Stored data:
════════

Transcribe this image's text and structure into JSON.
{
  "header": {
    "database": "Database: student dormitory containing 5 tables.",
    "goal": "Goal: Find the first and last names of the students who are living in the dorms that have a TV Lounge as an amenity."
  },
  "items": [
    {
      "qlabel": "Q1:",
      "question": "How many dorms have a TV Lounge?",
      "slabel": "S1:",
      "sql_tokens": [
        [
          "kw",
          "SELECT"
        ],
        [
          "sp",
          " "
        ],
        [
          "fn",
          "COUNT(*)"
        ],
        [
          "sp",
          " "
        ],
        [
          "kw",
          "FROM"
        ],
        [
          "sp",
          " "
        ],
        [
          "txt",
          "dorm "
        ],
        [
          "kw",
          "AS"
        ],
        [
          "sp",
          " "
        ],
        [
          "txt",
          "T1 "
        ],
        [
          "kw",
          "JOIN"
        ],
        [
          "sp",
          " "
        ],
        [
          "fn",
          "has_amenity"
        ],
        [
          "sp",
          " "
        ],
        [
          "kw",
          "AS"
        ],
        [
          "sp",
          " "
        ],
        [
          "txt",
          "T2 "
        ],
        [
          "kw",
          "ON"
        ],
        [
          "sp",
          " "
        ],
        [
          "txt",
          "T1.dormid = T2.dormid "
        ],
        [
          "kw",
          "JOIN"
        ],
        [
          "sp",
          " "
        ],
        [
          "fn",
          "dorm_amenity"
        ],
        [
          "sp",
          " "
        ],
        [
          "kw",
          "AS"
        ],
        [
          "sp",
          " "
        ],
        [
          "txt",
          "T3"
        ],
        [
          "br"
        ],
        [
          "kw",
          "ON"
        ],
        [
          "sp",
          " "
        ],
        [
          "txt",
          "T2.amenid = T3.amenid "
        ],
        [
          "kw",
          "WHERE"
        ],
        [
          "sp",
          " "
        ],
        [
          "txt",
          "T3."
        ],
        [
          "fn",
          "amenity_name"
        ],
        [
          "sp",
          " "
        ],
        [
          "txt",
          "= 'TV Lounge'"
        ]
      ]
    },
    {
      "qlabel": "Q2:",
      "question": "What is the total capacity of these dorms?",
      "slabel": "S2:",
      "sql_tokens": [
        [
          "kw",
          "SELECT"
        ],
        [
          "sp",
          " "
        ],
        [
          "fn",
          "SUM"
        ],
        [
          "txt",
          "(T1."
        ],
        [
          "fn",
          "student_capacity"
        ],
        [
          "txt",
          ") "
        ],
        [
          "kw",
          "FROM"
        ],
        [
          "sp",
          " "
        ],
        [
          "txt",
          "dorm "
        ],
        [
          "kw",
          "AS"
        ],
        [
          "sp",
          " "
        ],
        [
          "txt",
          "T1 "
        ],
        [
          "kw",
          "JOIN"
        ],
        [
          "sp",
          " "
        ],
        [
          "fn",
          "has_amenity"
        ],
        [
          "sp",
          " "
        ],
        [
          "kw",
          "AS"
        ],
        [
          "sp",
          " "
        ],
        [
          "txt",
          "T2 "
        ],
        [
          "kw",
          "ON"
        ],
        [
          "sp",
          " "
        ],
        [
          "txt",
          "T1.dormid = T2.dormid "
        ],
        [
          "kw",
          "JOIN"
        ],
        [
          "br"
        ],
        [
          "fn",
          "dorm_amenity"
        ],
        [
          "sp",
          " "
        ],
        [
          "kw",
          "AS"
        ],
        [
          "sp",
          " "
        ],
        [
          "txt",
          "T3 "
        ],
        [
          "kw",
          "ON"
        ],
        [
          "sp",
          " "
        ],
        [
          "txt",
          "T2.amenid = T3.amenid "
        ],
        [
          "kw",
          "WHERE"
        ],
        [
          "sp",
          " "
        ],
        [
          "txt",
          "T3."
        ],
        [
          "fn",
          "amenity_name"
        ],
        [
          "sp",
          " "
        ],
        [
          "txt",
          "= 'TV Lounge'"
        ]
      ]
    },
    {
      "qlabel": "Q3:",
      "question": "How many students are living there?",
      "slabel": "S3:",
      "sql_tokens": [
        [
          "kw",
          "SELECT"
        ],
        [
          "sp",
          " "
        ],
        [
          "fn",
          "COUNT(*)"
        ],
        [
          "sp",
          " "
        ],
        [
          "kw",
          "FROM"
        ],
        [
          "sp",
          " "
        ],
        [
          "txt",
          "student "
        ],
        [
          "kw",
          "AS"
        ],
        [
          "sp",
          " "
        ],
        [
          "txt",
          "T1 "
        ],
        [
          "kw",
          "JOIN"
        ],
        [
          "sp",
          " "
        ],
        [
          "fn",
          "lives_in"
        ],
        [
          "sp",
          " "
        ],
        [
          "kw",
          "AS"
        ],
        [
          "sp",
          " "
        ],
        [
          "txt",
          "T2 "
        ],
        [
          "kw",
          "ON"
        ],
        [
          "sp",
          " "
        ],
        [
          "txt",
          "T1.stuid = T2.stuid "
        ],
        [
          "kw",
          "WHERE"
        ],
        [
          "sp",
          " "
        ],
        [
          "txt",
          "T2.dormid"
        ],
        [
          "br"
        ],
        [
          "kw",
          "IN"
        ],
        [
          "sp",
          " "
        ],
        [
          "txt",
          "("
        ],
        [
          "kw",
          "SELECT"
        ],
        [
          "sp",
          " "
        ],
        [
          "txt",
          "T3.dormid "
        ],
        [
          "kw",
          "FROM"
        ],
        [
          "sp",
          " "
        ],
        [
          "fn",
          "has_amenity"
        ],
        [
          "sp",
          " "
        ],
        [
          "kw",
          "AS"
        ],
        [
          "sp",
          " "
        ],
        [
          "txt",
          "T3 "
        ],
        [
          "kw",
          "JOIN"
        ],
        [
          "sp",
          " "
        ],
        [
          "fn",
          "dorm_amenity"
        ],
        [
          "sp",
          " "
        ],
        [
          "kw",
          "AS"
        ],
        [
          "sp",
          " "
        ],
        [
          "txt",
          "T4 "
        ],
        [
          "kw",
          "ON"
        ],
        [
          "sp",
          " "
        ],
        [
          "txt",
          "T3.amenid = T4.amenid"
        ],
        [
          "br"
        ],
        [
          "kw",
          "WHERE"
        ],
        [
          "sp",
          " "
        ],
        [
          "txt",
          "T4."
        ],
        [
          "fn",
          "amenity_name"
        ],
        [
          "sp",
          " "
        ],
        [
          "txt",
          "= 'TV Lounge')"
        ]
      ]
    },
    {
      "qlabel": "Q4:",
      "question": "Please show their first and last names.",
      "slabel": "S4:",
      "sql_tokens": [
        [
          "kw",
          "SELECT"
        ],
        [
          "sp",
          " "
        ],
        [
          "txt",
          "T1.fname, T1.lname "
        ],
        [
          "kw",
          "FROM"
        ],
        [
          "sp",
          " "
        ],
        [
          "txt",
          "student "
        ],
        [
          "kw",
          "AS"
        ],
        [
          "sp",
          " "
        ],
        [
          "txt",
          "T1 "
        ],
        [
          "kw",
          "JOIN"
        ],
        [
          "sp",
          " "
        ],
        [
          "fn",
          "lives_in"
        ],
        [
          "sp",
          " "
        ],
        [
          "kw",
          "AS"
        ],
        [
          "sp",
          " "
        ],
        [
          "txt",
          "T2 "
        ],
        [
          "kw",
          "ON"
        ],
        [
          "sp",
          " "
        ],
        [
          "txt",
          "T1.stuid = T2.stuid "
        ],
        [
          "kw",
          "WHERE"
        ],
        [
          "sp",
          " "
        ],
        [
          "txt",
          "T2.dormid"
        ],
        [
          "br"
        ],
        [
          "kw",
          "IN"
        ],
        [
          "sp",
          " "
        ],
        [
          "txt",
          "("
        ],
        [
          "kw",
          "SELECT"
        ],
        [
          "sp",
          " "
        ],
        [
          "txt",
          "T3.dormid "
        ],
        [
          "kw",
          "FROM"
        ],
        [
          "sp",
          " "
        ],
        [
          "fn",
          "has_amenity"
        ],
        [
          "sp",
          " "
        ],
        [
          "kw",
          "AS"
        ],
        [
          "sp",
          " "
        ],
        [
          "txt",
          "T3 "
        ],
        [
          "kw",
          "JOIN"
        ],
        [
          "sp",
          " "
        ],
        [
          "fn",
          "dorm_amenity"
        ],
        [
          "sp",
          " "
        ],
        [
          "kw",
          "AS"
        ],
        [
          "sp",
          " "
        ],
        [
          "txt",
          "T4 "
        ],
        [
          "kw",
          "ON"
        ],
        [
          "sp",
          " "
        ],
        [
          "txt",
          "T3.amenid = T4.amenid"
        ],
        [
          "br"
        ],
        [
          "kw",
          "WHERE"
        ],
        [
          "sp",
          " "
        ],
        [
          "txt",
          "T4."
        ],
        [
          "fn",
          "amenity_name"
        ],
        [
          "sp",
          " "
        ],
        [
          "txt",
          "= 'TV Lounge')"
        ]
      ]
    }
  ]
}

════════

* [Short exercise]:
Filter the data, keeping only the lines that contain "first".

* [Answer to this problem]:
    "goal": "Goal: Find the first and last names of the students who are living in the dorms that have a TV Lounge as an amenity."
      "question": "Please show their first and last names.",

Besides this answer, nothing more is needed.